* _WHAT YOU ARE ASKED TO DO_: Produce the listing below again, exactly as shown.

--------------------

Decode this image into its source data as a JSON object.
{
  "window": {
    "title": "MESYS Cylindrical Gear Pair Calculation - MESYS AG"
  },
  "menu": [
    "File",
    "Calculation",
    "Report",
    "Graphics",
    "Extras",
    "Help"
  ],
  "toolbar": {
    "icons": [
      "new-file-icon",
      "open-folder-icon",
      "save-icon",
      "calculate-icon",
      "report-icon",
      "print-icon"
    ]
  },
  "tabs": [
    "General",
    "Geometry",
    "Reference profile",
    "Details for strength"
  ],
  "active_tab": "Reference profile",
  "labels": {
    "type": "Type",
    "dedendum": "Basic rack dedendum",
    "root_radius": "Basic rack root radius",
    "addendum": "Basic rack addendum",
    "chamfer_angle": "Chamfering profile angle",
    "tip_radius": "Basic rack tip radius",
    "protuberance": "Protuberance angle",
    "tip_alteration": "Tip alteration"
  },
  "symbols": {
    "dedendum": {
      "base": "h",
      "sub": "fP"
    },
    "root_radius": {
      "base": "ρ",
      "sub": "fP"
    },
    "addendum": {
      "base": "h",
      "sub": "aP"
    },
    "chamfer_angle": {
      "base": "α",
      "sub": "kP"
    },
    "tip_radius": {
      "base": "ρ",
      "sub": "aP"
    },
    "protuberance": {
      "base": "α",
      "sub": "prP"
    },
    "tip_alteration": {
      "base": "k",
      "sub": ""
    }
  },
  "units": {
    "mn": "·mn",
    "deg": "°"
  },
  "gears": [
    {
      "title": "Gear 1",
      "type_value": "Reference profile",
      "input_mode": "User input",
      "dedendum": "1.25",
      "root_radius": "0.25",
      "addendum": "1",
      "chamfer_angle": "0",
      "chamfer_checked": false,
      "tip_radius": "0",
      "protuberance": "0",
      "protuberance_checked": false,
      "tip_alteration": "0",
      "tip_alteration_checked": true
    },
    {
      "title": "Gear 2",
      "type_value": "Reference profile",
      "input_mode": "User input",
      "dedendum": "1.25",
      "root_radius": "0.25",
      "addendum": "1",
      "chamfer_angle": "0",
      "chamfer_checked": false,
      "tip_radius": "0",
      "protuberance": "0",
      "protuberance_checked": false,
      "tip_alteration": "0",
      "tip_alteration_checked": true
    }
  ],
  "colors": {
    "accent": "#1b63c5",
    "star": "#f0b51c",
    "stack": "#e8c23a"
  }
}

--------------------

* _RESULT_:
Decode this image into its source data as a JSON object.
{
  "window": {
    "title": "MESYS Cylindrical Gear Pair Calculation - MESYS AG"
  },
  "menu": [
    "File",
    "Calculation",
    "Report",
    "Graphics",
    "Extras",
    "Help"
  ],
  "toolbar": {
    "icons": [
      "new-file-icon",
      "open-folder-icon",
      "save-icon",
      "calculate-icon",
      "report-icon",
      "print-icon"
    ]
  },
  "tabs": [
    "General",
    "Geometry",
    "Reference profile",
    "Details for strength"
  ],
  "active_tab": "Reference profile",
  "labels": {
    "type": "Type",
    "dedendum": "Basic rack dedendum",
    "root_radius": "Basic rack root radius",
    "addendum": "Basic rack addendum",
    "chamfer_angle": "Chamfering profile angle",
    "tip_radius": "Basic rack tip radius",
    "protuberance": "Protuberance angle",
    "tip_alteration": "Tip alteration"
  },
  "symbols": {
    "dedendum": {
      "base": "h",
      "sub": "fP"
    },
    "root_radius": {
      "base": "ρ",
      "sub": "fP"
    },
    "addendum": {
      "base": "h",
      "sub": "aP"
    },
    "chamfer_angle": {
      "base": "α",
      "sub": "kP"
    },
    "tip_radius": {
      "base": "ρ",
      "sub": "aP"
    },
    "protuberance": {
      "base": "α",
      "sub": "prP"
    },
    "tip_alteration": {
      "base": "k",
      "sub": ""
    }
  },
  "units": {
    "mn": "·mn",
    "deg": "°"
  },
  "gears": [
    {
      "title": "Gear 1",
      "type_value": "Reference profile",
      "input_mode": "User input",
      "dedendum": "1.25",
      "root_radius": "0.25",
      "addendum": "1",
      "chamfer_angle": "0",
      "chamfer_checked": false,
      "tip_radius": "0",
      "protuberance": "0",
      "protuberance_checked": false,
      "tip_alteration": "0",
      "tip_alteration_checked": true
    },
    {
      "title": "Gear 2",
      "type_value": "Reference profile",
      "input_mode": "User input",
      "dedendum": "1.25",
      "root_radius": "0.25",
      "addendum": "1",
      "chamfer_angle": "0",
      "chamfer_checked": false,
      "tip_radius": "0",
      "protuberance": "0",
      "protuberance_checked": false,
      "tip_alteration": "0",
      "tip_alteration_checked": true
    }
  ],
  "colors": {
    "accent": "#1b63c5",
    "star": "#f0b51c",
    "stack": "#e8c23a"
  }
}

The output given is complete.